[Collected data]
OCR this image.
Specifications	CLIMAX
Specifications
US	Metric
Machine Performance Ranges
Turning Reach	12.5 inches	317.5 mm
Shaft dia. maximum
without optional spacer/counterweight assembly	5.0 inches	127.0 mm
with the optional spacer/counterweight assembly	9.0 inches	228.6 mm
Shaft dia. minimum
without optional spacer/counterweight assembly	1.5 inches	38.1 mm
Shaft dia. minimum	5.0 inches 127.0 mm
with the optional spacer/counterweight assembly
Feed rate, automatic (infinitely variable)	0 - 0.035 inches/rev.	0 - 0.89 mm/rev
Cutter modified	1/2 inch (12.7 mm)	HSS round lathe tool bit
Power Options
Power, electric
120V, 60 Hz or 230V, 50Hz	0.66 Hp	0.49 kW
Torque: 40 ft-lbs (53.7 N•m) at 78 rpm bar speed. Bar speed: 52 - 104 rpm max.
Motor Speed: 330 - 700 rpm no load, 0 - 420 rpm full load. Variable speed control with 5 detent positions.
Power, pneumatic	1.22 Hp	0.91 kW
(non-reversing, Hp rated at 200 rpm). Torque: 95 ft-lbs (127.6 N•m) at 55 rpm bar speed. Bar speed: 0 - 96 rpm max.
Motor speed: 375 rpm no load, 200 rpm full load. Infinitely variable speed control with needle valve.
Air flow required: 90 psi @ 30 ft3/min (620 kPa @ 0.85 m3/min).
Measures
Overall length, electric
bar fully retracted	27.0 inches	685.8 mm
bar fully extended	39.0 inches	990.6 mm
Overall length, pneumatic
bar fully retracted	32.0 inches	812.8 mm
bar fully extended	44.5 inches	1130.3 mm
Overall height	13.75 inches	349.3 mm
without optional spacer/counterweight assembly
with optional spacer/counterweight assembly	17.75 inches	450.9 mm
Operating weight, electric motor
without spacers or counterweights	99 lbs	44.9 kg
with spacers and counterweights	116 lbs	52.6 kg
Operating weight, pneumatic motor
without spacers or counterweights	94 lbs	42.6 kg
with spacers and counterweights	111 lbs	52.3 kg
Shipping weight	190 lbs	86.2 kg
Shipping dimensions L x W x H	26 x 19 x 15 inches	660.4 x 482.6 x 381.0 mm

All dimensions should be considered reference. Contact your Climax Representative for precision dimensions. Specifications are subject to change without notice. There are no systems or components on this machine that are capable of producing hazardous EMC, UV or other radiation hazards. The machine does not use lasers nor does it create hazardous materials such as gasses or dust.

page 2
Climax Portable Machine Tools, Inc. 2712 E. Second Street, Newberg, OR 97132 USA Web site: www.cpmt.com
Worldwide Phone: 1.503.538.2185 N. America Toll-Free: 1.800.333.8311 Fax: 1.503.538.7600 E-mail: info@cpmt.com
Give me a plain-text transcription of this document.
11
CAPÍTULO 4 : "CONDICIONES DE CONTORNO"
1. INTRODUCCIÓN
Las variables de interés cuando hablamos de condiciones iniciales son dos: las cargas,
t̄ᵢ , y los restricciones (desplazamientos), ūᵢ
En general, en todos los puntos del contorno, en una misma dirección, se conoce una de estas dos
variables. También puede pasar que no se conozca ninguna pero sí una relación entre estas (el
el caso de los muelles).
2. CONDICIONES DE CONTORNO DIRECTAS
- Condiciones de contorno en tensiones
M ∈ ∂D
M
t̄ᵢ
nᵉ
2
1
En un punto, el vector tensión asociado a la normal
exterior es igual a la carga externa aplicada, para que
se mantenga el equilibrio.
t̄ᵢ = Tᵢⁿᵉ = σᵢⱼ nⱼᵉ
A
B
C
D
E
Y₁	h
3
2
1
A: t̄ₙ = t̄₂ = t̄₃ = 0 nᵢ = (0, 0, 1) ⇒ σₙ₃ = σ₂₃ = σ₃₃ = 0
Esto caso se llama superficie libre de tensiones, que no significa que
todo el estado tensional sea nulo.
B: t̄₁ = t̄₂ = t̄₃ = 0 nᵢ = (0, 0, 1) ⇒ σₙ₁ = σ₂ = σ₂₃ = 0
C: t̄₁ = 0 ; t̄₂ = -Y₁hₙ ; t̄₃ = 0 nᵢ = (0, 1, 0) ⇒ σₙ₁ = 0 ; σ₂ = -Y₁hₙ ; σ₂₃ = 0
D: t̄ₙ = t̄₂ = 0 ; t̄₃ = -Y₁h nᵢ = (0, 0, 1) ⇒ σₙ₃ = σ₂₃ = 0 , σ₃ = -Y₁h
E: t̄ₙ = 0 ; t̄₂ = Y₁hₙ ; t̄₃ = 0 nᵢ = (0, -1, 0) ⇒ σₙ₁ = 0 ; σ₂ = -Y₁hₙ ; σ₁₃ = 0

§ **Goal**
Repeat every line of the data, exactly and in full.

§ **Output below**
OCR this image.
Specifications	CLIMAX
Specifications
US	Metric
Machine Performance Ranges
Turning Reach	12.5 inches	317.5 mm
Shaft dia. maximum
without optional spacer/counterweight assembly	5.0 inches	127.0 mm
with the optional spacer/counterweight assembly	9.0 inches	228.6 mm
Shaft dia. minimum
without optional spacer/counterweight assembly	1.5 inches	38.1 mm
Shaft dia. minimum	5.0 inches 127.0 mm
with the optional spacer/counterweight assembly
Feed rate, automatic (infinitely variable)	0 - 0.035 inches/rev.	0 - 0.89 mm/rev
Cutter modified	1/2 inch (12.7 mm)	HSS round lathe tool bit
Power Options
Power, electric
120V, 60 Hz or 230V, 50Hz	0.66 Hp	0.49 kW
Torque: 40 ft-lbs (53.7 N•m) at 78 rpm bar speed. Bar speed: 52 - 104 rpm max.
Motor Speed: 330 - 700 rpm no load, 0 - 420 rpm full load. Variable speed control with 5 detent positions.
Power, pneumatic	1.22 Hp	0.91 kW
(non-reversing, Hp rated at 200 rpm). Torque: 95 ft-lbs (127.6 N•m) at 55 rpm bar speed. Bar speed: 0 - 96 rpm max.
Motor speed: 375 rpm no load, 200 rpm full load. Infinitely variable speed control with needle valve.
Air flow required: 90 psi @ 30 ft3/min (620 kPa @ 0.85 m3/min).
Measures
Overall length, electric
bar fully retracted	27.0 inches	685.8 mm
bar fully extended	39.0 inches	990.6 mm
Overall length, pneumatic
bar fully retracted	32.0 inches	812.8 mm
bar fully extended	44.5 inches	1130.3 mm
Overall height	13.75 inches	349.3 mm
without optional spacer/counterweight assembly
with optional spacer/counterweight assembly	17.75 inches	450.9 mm
Operating weight, electric motor
without spacers or counterweights	99 lbs	44.9 kg
with spacers and counterweights	116 lbs	52.6 kg
Operating weight, pneumatic motor
without spacers or counterweights	94 lbs	42.6 kg
with spacers and counterweights	111 lbs	52.3 kg
Shipping weight	190 lbs	86.2 kg
Shipping dimensions L x W x H	26 x 19 x 15 inches	660.4 x 482.6 x 381.0 mm

All dimensions should be considered reference. Contact your Climax Representative for precision dimensions. Specifications are subject to change without notice. There are no systems or components on this machine that are capable of producing hazardous EMC, UV or other radiation hazards. The machine does not use lasers nor does it create hazardous materials such as gasses or dust.

page 2
Climax Portable Machine Tools, Inc. 2712 E. Second Street, Newberg, OR 97132 USA Web site: www.cpmt.com
Worldwide Phone: 1.503.538.2185 N. America Toll-Free: 1.800.333.8311 Fax: 1.503.538.7600 E-mail: info@cpmt.com
Give me a plain-text transcription of this document.
11
CAPÍTULO 4 : "CONDICIONES DE CONTORNO"
1. INTRODUCCIÓN
Las variables de interés cuando hablamos de condiciones iniciales son dos: las cargas,
t̄ᵢ , y los restricciones (desplazamientos), ūᵢ
En general, en todos los puntos del contorno, en una misma dirección, se conoce una de estas dos
variables. También puede pasar que no se conozca ninguna pero sí una relación entre estas (el
el caso de los muelles).
2. CONDICIONES DE CONTORNO DIRECTAS
- Condiciones de contorno en tensiones
M ∈ ∂D
M
t̄ᵢ
nᵉ
2
1
En un punto, el vector tensión asociado a la normal
exterior es igual a la carga externa aplicada, para que
se mantenga el equilibrio.
t̄ᵢ = Tᵢⁿᵉ = σᵢⱼ nⱼᵉ
A
B
C
D
E
Y₁	h
3
2
1
A: t̄ₙ = t̄₂ = t̄₃ = 0 nᵢ = (0, 0, 1) ⇒ σₙ₃ = σ₂₃ = σ₃₃ = 0
Esto caso se llama superficie libre de tensiones, que no significa que
todo el estado tensional sea nulo.
B: t̄₁ = t̄₂ = t̄₃ = 0 nᵢ = (0, 0, 1) ⇒ σₙ₁ = σ₂ = σ₂₃ = 0
C: t̄₁ = 0 ; t̄₂ = -Y₁hₙ ; t̄₃ = 0 nᵢ = (0, 1, 0) ⇒ σₙ₁ = 0 ; σ₂ = -Y₁hₙ ; σ₂₃ = 0
D: t̄ₙ = t̄₂ = 0 ; t̄₃ = -Y₁h nᵢ = (0, 0, 1) ⇒ σₙ₃ = σ₂₃ = 0 , σ₃ = -Y₁h
E: t̄ₙ = 0 ; t̄₂ = Y₁hₙ ; t̄₃ = 0 nᵢ = (0, -1, 0) ⇒ σₙ₁ = 0 ; σ₂ = -Y₁hₙ ; σ₁₃ = 0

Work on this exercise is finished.